— RECORDED INFORMATION —
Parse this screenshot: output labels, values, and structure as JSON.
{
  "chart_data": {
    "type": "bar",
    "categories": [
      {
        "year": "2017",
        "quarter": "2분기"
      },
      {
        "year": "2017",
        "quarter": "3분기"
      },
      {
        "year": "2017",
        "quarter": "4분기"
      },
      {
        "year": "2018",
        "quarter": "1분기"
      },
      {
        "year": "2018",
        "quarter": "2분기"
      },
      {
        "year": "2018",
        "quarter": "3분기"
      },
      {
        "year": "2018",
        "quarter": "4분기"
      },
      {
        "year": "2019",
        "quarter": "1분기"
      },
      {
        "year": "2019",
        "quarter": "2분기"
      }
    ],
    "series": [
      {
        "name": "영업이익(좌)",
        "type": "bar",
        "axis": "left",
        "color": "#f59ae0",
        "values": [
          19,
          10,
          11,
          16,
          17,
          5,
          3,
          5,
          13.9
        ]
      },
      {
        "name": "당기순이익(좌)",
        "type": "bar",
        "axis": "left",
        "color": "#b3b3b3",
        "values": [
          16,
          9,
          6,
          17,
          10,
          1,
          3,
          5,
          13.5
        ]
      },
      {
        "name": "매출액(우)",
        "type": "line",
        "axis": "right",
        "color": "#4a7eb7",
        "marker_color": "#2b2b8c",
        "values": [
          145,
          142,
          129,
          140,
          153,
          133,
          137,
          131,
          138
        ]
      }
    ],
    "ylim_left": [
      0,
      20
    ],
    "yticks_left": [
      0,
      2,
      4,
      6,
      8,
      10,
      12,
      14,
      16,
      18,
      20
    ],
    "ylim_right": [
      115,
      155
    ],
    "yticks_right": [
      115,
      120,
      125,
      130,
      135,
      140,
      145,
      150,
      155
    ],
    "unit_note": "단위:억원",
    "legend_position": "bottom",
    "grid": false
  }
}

— WHAT YOU NEED TO DO —
Restate all of the entries exactly, please.

— EXERCISE RESPONSE —
Parse this screenshot: output labels, values, and structure as JSON.
{
  "chart_data": {
    "type": "bar",
    "categories": [
      {
        "year": "2017",
        "quarter": "2분기"
      },
      {
        "year": "2017",
        "quarter": "3분기"
      },
      {
        "year": "2017",
        "quarter": "4분기"
      },
      {
        "year": "2018",
        "quarter": "1분기"
      },
      {
        "year": "2018",
        "quarter": "2분기"
      },
      {
        "year": "2018",
        "quarter": "3분기"
      },
      {
        "year": "2018",
        "quarter": "4분기"
      },
      {
        "year": "2019",
        "quarter": "1분기"
      },
      {
        "year": "2019",
        "quarter": "2분기"
      }
    ],
    "series": [
      {
        "name": "영업이익(좌)",
        "type": "bar",
        "axis": "left",
        "color": "#f59ae0",
        "values": [
          19,
          10,
          11,
          16,
          17,
          5,
          3,
          5,
          13.9
        ]
      },
      {
        "name": "당기순이익(좌)",
        "type": "bar",
        "axis": "left",
        "color": "#b3b3b3",
        "values": [
          16,
          9,
          6,
          17,
          10,
          1,
          3,
          5,
          13.5
        ]
      },
      {
        "name": "매출액(우)",
        "type": "line",
        "axis": "right",
        "color": "#4a7eb7",
        "marker_color": "#2b2b8c",
        "values": [
          145,
          142,
          129,
          140,
          153,
          133,
          137,
          131,
          138
        ]
      }
    ],
    "ylim_left": [
      0,
      20
    ],
    "yticks_left": [
      0,
      2,
      4,
      6,
      8,
      10,
      12,
      14,
      16,
      18,
      20
    ],
    "ylim_right": [
      115,
      155
    ],
    "yticks_right": [
      115,
      120,
      125,
      130,
      135,
      140,
      145,
      150,
      155
    ],
    "unit_note": "단위:억원",
    "legend_position": "bottom",
    "grid": false
  }
}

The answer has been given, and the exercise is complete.